:: Records for processing ::

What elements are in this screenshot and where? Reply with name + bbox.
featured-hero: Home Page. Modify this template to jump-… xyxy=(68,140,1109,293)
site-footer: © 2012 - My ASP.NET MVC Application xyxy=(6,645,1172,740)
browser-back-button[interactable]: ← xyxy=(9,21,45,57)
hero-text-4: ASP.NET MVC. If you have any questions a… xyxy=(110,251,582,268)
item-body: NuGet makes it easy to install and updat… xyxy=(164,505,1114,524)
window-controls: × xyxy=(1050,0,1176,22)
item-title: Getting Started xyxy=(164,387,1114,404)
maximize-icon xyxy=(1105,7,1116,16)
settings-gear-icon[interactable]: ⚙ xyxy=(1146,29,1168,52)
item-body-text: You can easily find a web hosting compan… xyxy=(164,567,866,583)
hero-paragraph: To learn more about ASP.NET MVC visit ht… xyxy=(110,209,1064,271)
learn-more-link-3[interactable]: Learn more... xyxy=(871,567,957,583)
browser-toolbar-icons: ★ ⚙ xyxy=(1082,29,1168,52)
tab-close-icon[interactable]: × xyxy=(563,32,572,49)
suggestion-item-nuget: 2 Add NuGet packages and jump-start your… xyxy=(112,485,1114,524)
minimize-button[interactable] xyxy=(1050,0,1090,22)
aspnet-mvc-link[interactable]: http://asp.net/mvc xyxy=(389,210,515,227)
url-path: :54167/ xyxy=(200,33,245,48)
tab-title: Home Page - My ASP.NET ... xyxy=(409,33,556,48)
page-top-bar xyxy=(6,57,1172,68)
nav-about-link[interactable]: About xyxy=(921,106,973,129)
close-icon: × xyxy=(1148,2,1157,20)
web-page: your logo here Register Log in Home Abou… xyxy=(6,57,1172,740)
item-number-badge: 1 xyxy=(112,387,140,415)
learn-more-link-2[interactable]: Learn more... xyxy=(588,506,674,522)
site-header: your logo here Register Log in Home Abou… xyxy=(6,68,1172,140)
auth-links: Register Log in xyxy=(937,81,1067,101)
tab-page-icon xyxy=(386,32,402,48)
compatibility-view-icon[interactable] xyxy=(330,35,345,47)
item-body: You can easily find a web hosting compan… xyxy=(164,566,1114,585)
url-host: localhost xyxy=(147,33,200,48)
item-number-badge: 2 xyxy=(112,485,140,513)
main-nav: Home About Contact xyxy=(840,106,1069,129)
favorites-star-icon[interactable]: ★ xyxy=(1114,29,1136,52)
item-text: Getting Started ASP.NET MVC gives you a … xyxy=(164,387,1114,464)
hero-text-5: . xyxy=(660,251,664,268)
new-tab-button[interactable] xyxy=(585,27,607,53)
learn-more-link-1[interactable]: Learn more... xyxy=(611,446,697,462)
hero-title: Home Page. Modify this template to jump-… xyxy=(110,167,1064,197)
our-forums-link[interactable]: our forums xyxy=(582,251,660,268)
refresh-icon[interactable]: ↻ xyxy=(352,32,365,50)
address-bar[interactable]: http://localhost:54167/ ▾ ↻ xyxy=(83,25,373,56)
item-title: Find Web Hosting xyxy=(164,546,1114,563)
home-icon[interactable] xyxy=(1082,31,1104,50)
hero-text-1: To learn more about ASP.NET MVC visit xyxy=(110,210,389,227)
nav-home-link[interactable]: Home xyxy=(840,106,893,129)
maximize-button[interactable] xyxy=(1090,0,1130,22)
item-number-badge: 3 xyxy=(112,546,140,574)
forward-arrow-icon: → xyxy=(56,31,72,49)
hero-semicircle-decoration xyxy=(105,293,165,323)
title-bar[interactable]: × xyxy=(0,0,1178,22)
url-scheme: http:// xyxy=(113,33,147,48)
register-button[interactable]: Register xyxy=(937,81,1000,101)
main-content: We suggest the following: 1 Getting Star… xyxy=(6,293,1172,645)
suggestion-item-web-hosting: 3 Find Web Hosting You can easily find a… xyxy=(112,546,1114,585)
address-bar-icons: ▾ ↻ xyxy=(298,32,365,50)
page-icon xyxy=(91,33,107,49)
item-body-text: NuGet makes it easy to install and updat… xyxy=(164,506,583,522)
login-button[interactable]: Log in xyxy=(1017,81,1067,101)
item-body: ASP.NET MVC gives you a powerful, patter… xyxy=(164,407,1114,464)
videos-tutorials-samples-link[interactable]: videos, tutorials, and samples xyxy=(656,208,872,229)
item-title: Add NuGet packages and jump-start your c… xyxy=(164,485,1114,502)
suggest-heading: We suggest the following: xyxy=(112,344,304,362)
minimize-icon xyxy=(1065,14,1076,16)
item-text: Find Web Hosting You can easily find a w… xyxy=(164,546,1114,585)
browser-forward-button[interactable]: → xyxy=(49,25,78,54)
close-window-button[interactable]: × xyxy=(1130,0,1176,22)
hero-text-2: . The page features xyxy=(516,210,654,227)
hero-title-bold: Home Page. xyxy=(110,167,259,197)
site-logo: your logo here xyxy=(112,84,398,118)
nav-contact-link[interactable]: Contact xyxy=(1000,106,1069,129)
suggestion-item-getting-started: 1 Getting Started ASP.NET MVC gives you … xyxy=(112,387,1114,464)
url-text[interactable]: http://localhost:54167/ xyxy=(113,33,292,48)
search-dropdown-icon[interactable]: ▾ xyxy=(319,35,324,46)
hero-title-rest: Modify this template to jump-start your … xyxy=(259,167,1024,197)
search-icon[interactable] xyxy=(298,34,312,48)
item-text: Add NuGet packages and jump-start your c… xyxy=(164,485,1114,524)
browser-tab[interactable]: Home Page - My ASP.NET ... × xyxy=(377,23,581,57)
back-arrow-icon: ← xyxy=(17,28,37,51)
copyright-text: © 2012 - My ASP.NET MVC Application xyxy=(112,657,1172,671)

:::

## Brief
Locate every line in the records above that contains the string "browser" and copy each one in full.

## Result
browser-back-button[interactable]: ← xyxy=(9,21,45,57)
browser-toolbar-icons: ★ ⚙ xyxy=(1082,29,1168,52)
browser-forward-button[interactable]: → xyxy=(49,25,78,54)
browser-tab[interactable]: Home Page - My ASP.NET ... × xyxy=(377,23,581,57)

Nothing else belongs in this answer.